__DATASET RECORDS__
----------------

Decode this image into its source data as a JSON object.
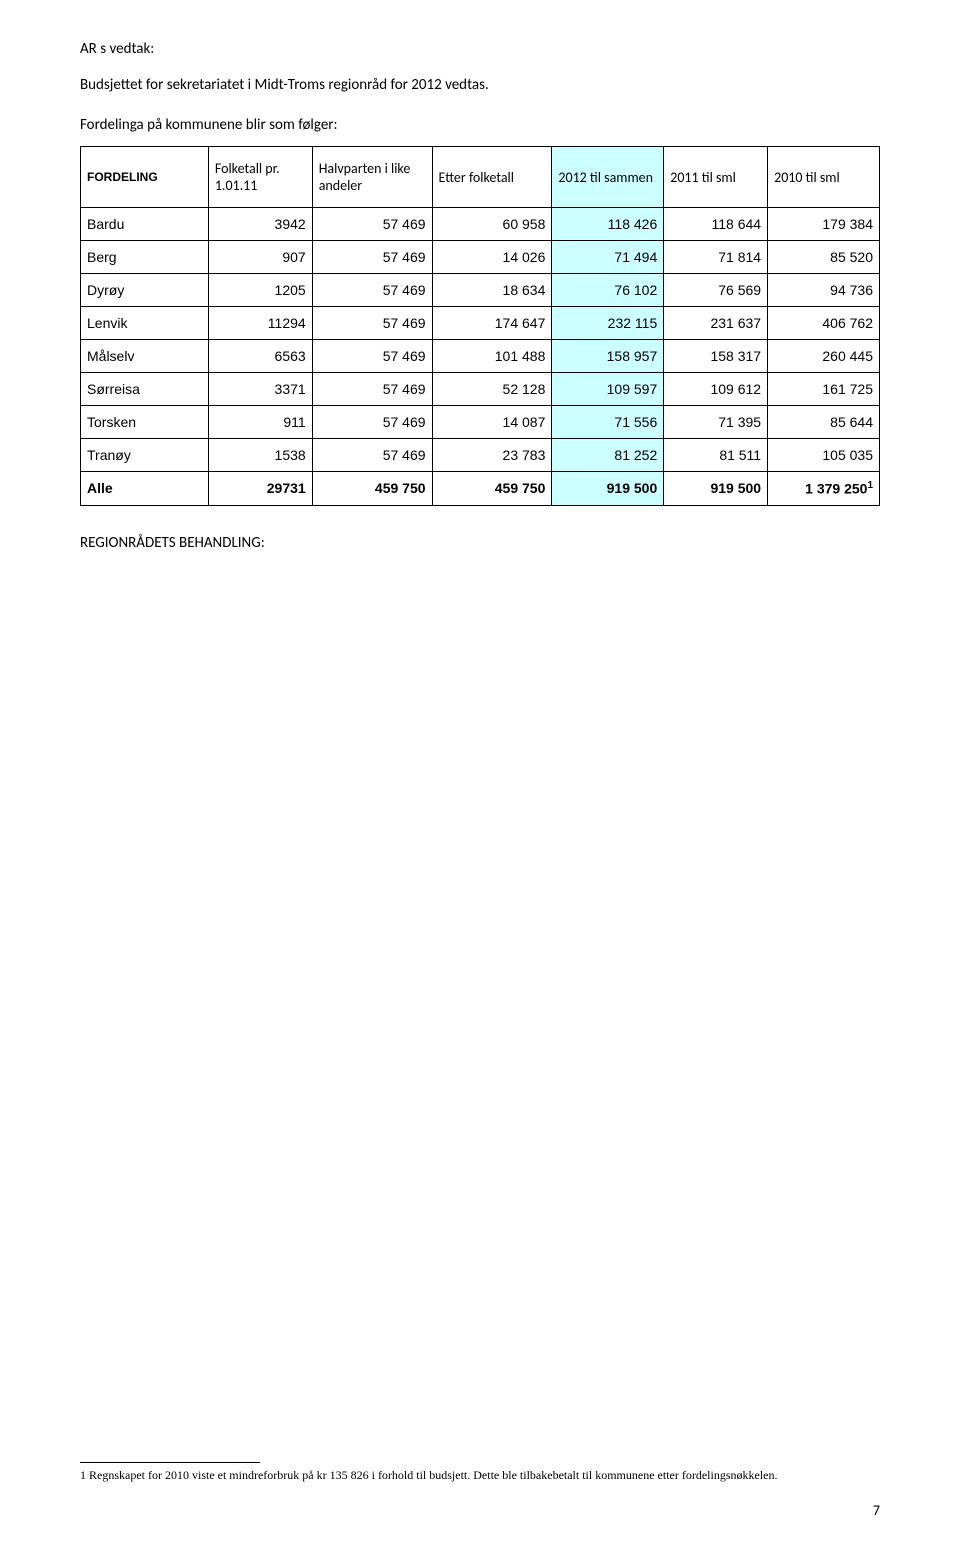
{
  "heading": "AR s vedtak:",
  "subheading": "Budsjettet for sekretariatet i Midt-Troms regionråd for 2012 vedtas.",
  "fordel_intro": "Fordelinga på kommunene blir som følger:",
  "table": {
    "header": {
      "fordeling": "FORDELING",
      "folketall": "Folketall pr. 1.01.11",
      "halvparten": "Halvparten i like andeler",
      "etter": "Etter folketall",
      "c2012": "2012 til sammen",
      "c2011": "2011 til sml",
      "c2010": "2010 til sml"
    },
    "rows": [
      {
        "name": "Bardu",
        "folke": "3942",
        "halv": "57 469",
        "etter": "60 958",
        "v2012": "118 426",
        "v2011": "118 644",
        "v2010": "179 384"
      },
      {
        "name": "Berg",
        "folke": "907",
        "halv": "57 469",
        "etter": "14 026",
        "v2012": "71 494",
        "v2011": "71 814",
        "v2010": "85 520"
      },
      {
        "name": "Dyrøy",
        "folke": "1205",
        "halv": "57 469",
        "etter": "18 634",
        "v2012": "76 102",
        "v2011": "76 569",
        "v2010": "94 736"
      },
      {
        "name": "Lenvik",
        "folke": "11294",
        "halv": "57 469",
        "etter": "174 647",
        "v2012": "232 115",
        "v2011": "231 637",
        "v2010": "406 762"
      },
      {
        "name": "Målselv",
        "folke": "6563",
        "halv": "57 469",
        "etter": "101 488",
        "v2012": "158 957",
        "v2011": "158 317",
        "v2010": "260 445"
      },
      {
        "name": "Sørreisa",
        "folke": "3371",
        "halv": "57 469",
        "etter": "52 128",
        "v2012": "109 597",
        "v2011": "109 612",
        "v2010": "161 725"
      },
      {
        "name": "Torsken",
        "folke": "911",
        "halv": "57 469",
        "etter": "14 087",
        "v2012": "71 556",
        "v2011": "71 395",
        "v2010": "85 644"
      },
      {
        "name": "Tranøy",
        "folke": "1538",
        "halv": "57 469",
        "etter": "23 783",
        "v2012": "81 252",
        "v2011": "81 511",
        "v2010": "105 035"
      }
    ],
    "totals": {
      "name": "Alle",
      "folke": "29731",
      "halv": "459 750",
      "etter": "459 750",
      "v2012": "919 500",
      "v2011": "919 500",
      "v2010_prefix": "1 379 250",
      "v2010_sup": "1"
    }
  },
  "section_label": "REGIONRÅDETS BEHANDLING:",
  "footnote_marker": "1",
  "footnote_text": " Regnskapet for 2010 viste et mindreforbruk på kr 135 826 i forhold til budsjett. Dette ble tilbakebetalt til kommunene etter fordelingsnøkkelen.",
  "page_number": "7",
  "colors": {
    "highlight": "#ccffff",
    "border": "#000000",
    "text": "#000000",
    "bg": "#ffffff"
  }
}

----------------

__GOAL__
Pull out each line holding the string "etter".

__OUTPUT OF THE TASK__
      "etter": "Etter folketall",
        "etter": "60 958",
        "etter": "14 026",
        "etter": "18 634",
        "etter": "174 647",
        "etter": "101 488",
        "etter": "52 128",
        "etter": "14 087",
        "etter": "23 783",
      "etter": "459 750",
  "footnote_text": " Regnskapet for 2010 viste et mindreforbruk på kr 135 826 i forhold til budsjett. Dette ble tilbakebetalt til kommunene etter fordelingsnøkkelen.",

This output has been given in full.